## SOURCE TEXT:
Nashville isn’t the first time I’ve done this. Last year, before some friends and I took a trip to Paris I did the same thing. I went to a thrift store and a Madewell down the street from my apartment in search of new clothes. I bought floor length, orange pants and a black turtleneck. I bought a striped shirt and matte black skinny jeans, all very French and sophisticated feeling. I wanted to go somewhere and belong before I even got there.

On the show Parks and Recreation, Anne, Leslie Knope, the main character’s best friend, dates a number of different guys. One of the running shticks on the show is how Anne changes herself based on what her current boyfriend’s persona is. In one particular episode, she pulls out boxes with different items from the phases she went through with guys. When she dates Chris, a fitness junkie, she starts buying workout equipment. When she is dating Tom, a shopaholic, she starts buying random things she doesn’t need. When she is dating Andy, she wears flannels and grungier outfits. You get the point.

Like Anne, I have many times changed what I’m wearing in hopes of fitting where I want to belong. I can’t say this has ever worked. If anything, it’s backfired.

I catered my wardrobe to Paris and then when I got to London and realized people dressed different there too. A few days into being in England, I met up with my teammates who I’d be touring the country with. They were cool and mostly from California. They were stylish in a way, I’ve never managed to be. Sometimes when I looked around, I felt out of place. I couldn’t belong to these people, I wasn’t wearing the right thing! I laugh thinking about this now because by the end of the nine weeks of living out of a van, I stopped thinking about what I was wearing altogether.

We all swapped clothes and traded sweaters like sixth grade girls at a sleepover. No one cared who wore what. If anything we traded clothes just to mix it up a little and not feel like we were wearing the same thing every day. Still I’ll admit, more times than once, I looked down at my worn black boots I’d bought three years before and felt out of place on my team. Everyone else had the trendy Doc Marten Boots that had come into style that fall. I didn’t, and honestly they didn’t feel like me. At first this bothered me. Why couldn’t I like the trendy thing? But more times than not, I opened my suitcase and because they were the only thing I had, I threw on my black Chelsea rain boots without thinking twice. 

Maybe this is why minimalism has caught on so much recently. Even more so, maybe this is why when Jesus sent out his disciples he only told them to pack one tunic and one pair of shoes -- just what they need, nothing more. In the Book of Matthew, Jesus tells his followers ‘don’t worry about what you’ll eat or what you’ll put on your body. Your father in heaven knows just what you need.’ (paraphrase mine).

## THE TASKS:
**1)** From the essay on clothes and belonging, extract the part that opens with the words containing "Like Anne, I" and closes with "was wearing altogether.".
**2)** Translate this sentence from the essay on clothes and belonging into Spanish: "We all swapped clothes and traded sweaters like sixth grade girls at a sleepover."

## DATA BLOCK:
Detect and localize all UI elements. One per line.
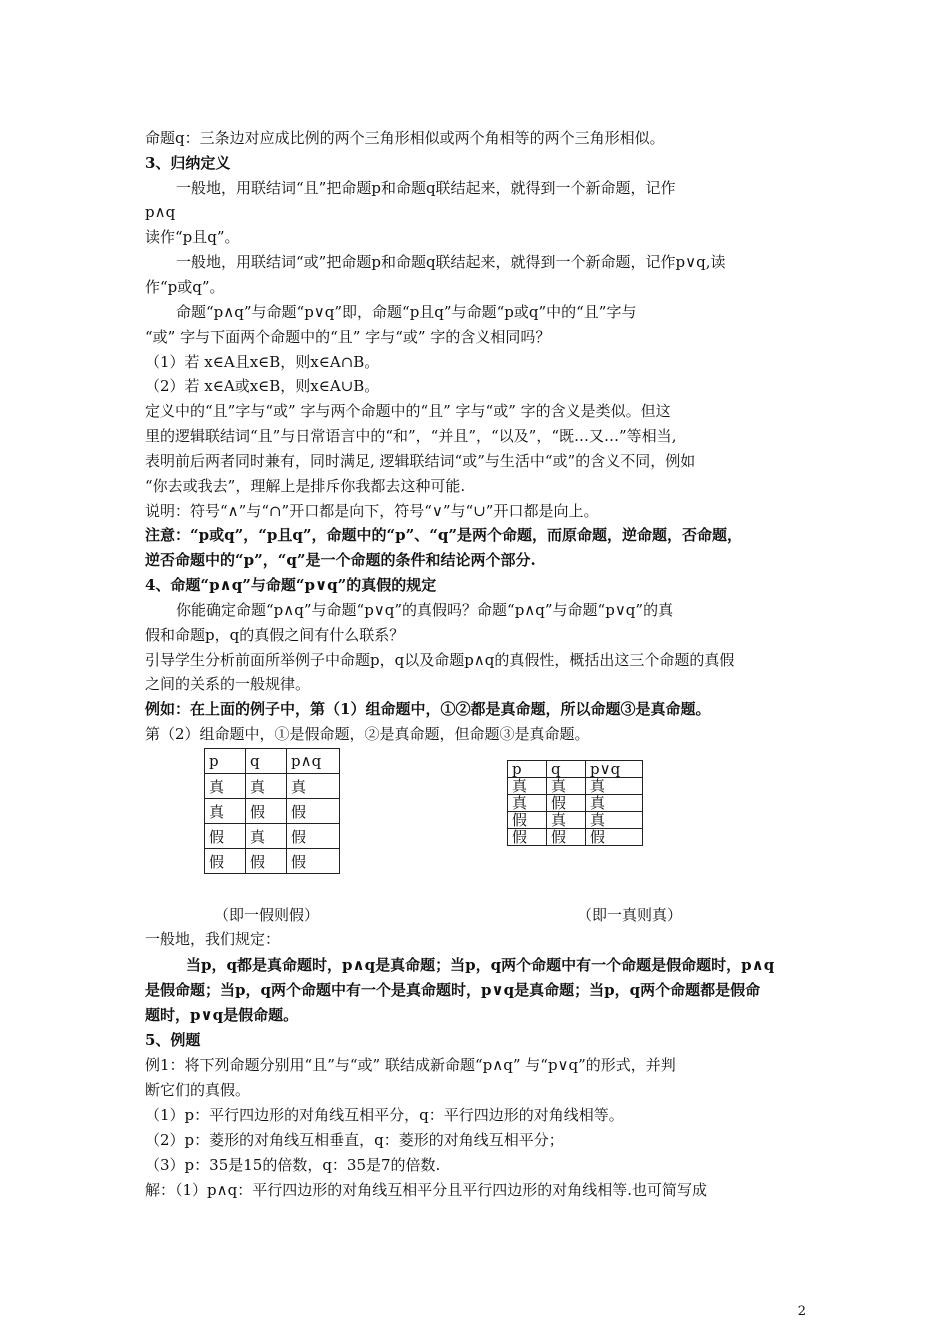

## ANSWERS IN ORDER:
**1)**
Like Anne, I have many times changed what I’m wearing in hopes of fitting where I want to belong. I can’t say this has ever worked. If anything, it’s backfired.

I catered my wardrobe to Paris and then when I got to London and realized people dressed different there too. A few days into being in England, I met up with my teammates who I’d be touring the country with. They were cool and mostly from California. They were stylish in a way, I’ve never managed to be. Sometimes when I looked around, I felt out of place. I couldn’t belong to these people, I wasn’t wearing the right thing! I laugh thinking about this now because by the end of the nine weeks of living out of a van, I stopped thinking about what I was wearing altogether.

**2)** Todos intercambiamos ropa y nos pasamos suéteres como niñas de sexto grado en una pijamada.